>> BEGIN PROVIDED RECORDS

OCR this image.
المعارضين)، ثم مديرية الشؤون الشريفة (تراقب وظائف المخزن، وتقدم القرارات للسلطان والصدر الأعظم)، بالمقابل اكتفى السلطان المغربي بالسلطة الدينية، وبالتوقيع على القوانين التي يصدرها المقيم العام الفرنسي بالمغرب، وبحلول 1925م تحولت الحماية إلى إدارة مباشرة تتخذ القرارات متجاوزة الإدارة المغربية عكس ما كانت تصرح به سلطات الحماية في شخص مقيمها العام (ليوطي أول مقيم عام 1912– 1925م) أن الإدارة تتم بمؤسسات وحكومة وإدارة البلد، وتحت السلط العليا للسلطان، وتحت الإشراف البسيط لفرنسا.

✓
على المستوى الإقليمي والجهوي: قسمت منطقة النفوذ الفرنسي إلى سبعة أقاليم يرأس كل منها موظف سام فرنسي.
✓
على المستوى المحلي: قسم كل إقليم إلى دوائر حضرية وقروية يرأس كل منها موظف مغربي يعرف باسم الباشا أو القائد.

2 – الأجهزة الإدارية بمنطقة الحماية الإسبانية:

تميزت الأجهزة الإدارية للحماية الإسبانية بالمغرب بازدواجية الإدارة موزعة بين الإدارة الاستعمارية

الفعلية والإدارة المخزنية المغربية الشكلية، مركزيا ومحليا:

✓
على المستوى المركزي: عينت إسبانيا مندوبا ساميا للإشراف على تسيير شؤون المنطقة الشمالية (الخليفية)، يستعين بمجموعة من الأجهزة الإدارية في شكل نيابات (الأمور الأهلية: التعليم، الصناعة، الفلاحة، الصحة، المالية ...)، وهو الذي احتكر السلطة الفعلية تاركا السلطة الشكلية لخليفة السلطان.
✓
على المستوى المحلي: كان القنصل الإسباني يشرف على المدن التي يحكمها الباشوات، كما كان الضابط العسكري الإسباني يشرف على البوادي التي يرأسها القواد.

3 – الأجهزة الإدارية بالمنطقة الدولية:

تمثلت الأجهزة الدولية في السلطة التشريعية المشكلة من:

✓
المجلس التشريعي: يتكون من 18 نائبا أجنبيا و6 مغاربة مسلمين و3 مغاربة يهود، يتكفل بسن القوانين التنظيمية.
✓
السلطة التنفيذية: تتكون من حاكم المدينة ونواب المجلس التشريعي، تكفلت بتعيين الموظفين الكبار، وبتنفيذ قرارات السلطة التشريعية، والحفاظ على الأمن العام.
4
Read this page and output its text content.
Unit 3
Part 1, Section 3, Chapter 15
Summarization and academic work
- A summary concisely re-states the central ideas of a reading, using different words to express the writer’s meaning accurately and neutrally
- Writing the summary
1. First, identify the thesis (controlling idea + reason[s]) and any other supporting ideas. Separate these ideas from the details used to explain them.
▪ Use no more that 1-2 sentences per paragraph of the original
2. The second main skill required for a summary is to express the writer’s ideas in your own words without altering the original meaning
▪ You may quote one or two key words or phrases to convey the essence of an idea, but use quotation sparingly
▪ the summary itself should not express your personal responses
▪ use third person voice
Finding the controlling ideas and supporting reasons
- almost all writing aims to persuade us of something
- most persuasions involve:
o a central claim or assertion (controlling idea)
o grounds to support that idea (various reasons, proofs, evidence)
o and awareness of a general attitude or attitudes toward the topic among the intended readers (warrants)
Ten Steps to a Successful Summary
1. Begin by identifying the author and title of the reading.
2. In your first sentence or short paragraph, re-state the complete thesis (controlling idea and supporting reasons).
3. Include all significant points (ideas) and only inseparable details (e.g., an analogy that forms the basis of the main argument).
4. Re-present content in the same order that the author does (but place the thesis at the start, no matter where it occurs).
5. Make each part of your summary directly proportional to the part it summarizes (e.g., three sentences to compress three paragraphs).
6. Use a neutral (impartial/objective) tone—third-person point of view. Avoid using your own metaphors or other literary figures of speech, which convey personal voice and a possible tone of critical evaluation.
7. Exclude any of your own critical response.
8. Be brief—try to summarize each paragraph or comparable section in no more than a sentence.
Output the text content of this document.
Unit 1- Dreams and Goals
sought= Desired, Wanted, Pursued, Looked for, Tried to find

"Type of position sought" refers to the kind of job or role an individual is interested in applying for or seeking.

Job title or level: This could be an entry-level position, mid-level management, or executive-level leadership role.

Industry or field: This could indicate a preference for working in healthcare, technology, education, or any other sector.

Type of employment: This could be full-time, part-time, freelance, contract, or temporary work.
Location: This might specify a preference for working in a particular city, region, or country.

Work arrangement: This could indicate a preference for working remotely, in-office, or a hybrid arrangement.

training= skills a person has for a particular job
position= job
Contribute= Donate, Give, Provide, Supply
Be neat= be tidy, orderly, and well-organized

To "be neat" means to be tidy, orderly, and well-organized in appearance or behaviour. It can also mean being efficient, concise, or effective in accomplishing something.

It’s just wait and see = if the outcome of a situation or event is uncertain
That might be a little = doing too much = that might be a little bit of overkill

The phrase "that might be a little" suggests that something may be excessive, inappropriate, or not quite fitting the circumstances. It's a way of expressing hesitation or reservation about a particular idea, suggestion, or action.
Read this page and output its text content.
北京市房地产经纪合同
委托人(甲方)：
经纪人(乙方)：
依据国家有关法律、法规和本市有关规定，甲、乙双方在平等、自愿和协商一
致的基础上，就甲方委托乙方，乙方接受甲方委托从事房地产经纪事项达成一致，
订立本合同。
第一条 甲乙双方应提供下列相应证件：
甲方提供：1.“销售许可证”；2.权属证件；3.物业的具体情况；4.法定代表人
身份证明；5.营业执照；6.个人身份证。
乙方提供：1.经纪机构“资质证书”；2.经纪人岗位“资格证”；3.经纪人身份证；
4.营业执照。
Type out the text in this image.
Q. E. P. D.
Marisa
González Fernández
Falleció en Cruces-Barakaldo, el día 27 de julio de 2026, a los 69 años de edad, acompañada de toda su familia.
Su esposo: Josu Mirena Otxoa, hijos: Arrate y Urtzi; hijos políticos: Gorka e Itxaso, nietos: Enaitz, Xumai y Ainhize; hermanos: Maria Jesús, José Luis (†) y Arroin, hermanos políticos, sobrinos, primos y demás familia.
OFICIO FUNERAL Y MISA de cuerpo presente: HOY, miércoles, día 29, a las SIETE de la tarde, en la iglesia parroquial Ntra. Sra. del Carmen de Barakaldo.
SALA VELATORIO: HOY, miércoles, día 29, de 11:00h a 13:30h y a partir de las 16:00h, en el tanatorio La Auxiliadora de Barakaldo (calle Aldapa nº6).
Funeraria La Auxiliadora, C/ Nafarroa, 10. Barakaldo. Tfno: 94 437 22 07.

>> END PROVIDED RECORDS

#### WHAT NEEDS TO BE DONE
Copy all the entries verbatim.

#### FULL OUTPUT
OCR this image.
المعارضين)، ثم مديرية الشؤون الشريفة (تراقب وظائف المخزن، وتقدم القرارات للسلطان والصدر الأعظم)، بالمقابل اكتفى السلطان المغربي بالسلطة الدينية، وبالتوقيع على القوانين التي يصدرها المقيم العام الفرنسي بالمغرب، وبحلول 1925م تحولت الحماية إلى إدارة مباشرة تتخذ القرارات متجاوزة الإدارة المغربية عكس ما كانت تصرح به سلطات الحماية في شخص مقيمها العام (ليوطي أول مقيم عام 1912– 1925م) أن الإدارة تتم بمؤسسات وحكومة وإدارة البلد، وتحت السلط العليا للسلطان، وتحت الإشراف البسيط لفرنسا.

✓
على المستوى الإقليمي والجهوي: قسمت منطقة النفوذ الفرنسي إلى سبعة أقاليم يرأس كل منها موظف سام فرنسي.
✓
على المستوى المحلي: قسم كل إقليم إلى دوائر حضرية وقروية يرأس كل منها موظف مغربي يعرف باسم الباشا أو القائد.

2 – الأجهزة الإدارية بمنطقة الحماية الإسبانية:

تميزت الأجهزة الإدارية للحماية الإسبانية بالمغرب بازدواجية الإدارة موزعة بين الإدارة الاستعمارية

الفعلية والإدارة المخزنية المغربية الشكلية، مركزيا ومحليا:

✓
على المستوى المركزي: عينت إسبانيا مندوبا ساميا للإشراف على تسيير شؤون المنطقة الشمالية (الخليفية)، يستعين بمجموعة من الأجهزة الإدارية في شكل نيابات (الأمور الأهلية: التعليم، الصناعة، الفلاحة، الصحة، المالية ...)، وهو الذي احتكر السلطة الفعلية تاركا السلطة الشكلية لخليفة السلطان.
✓
على المستوى المحلي: كان القنصل الإسباني يشرف على المدن التي يحكمها الباشوات، كما كان الضابط العسكري الإسباني يشرف على البوادي التي يرأسها القواد.

3 – الأجهزة الإدارية بالمنطقة الدولية:

تمثلت الأجهزة الدولية في السلطة التشريعية المشكلة من:

✓
المجلس التشريعي: يتكون من 18 نائبا أجنبيا و6 مغاربة مسلمين و3 مغاربة يهود، يتكفل بسن القوانين التنظيمية.
✓
السلطة التنفيذية: تتكون من حاكم المدينة ونواب المجلس التشريعي، تكفلت بتعيين الموظفين الكبار، وبتنفيذ قرارات السلطة التشريعية، والحفاظ على الأمن العام.
4
Read this page and output its text content.
Unit 3
Part 1, Section 3, Chapter 15
Summarization and academic work
- A summary concisely re-states the central ideas of a reading, using different words to express the writer’s meaning accurately and neutrally
- Writing the summary
1. First, identify the thesis (controlling idea + reason[s]) and any other supporting ideas. Separate these ideas from the details used to explain them.
▪ Use no more that 1-2 sentences per paragraph of the original
2. The second main skill required for a summary is to express the writer’s ideas in your own words without altering the original meaning
▪ You may quote one or two key words or phrases to convey the essence of an idea, but use quotation sparingly
▪ the summary itself should not express your personal responses
▪ use third person voice
Finding the controlling ideas and supporting reasons
- almost all writing aims to persuade us of something
- most persuasions involve:
o a central claim or assertion (controlling idea)
o grounds to support that idea (various reasons, proofs, evidence)
o and awareness of a general attitude or attitudes toward the topic among the intended readers (warrants)
Ten Steps to a Successful Summary
1. Begin by identifying the author and title of the reading.
2. In your first sentence or short paragraph, re-state the complete thesis (controlling idea and supporting reasons).
3. Include all significant points (ideas) and only inseparable details (e.g., an analogy that forms the basis of the main argument).
4. Re-present content in the same order that the author does (but place the thesis at the start, no matter where it occurs).
5. Make each part of your summary directly proportional to the part it summarizes (e.g., three sentences to compress three paragraphs).
6. Use a neutral (impartial/objective) tone—third-person point of view. Avoid using your own metaphors or other literary figures of speech, which convey personal voice and a possible tone of critical evaluation.
7. Exclude any of your own critical response.
8. Be brief—try to summarize each paragraph or comparable section in no more than a sentence.
Output the text content of this document.
Unit 1- Dreams and Goals
sought= Desired, Wanted, Pursued, Looked for, Tried to find

"Type of position sought" refers to the kind of job or role an individual is interested in applying for or seeking.

Job title or level: This could be an entry-level position, mid-level management, or executive-level leadership role.

Industry or field: This could indicate a preference for working in healthcare, technology, education, or any other sector.

Type of employment: This could be full-time, part-time, freelance, contract, or temporary work.
Location: This might specify a preference for working in a particular city, region, or country.

Work arrangement: This could indicate a preference for working remotely, in-office, or a hybrid arrangement.

training= skills a person has for a particular job
position= job
Contribute= Donate, Give, Provide, Supply
Be neat= be tidy, orderly, and well-organized

To "be neat" means to be tidy, orderly, and well-organized in appearance or behaviour. It can also mean being efficient, concise, or effective in accomplishing something.

It’s just wait and see = if the outcome of a situation or event is uncertain
That might be a little = doing too much = that might be a little bit of overkill

The phrase "that might be a little" suggests that something may be excessive, inappropriate, or not quite fitting the circumstances. It's a way of expressing hesitation or reservation about a particular idea, suggestion, or action.
Read this page and output its text content.
北京市房地产经纪合同
委托人(甲方)：
经纪人(乙方)：
依据国家有关法律、法规和本市有关规定，甲、乙双方在平等、自愿和协商一
致的基础上，就甲方委托乙方，乙方接受甲方委托从事房地产经纪事项达成一致，
订立本合同。
第一条 甲乙双方应提供下列相应证件：
甲方提供：1.“销售许可证”；2.权属证件；3.物业的具体情况；4.法定代表人
身份证明；5.营业执照；6.个人身份证。
乙方提供：1.经纪机构“资质证书”；2.经纪人岗位“资格证”；3.经纪人身份证；
4.营业执照。
Type out the text in this image.
Q. E. P. D.
Marisa
González Fernández
Falleció en Cruces-Barakaldo, el día 27 de julio de 2026, a los 69 años de edad, acompañada de toda su familia.
Su esposo: Josu Mirena Otxoa, hijos: Arrate y Urtzi; hijos políticos: Gorka e Itxaso, nietos: Enaitz, Xumai y Ainhize; hermanos: Maria Jesús, José Luis (†) y Arroin, hermanos políticos, sobrinos, primos y demás familia.
OFICIO FUNERAL Y MISA de cuerpo presente: HOY, miércoles, día 29, a las SIETE de la tarde, en la iglesia parroquial Ntra. Sra. del Carmen de Barakaldo.
SALA VELATORIO: HOY, miércoles, día 29, de 11:00h a 13:30h y a partir de las 16:00h, en el tanatorio La Auxiliadora de Barakaldo (calle Aldapa nº6).
Funeraria La Auxiliadora, C/ Nafarroa, 10. Barakaldo. Tfno: 94 437 22 07.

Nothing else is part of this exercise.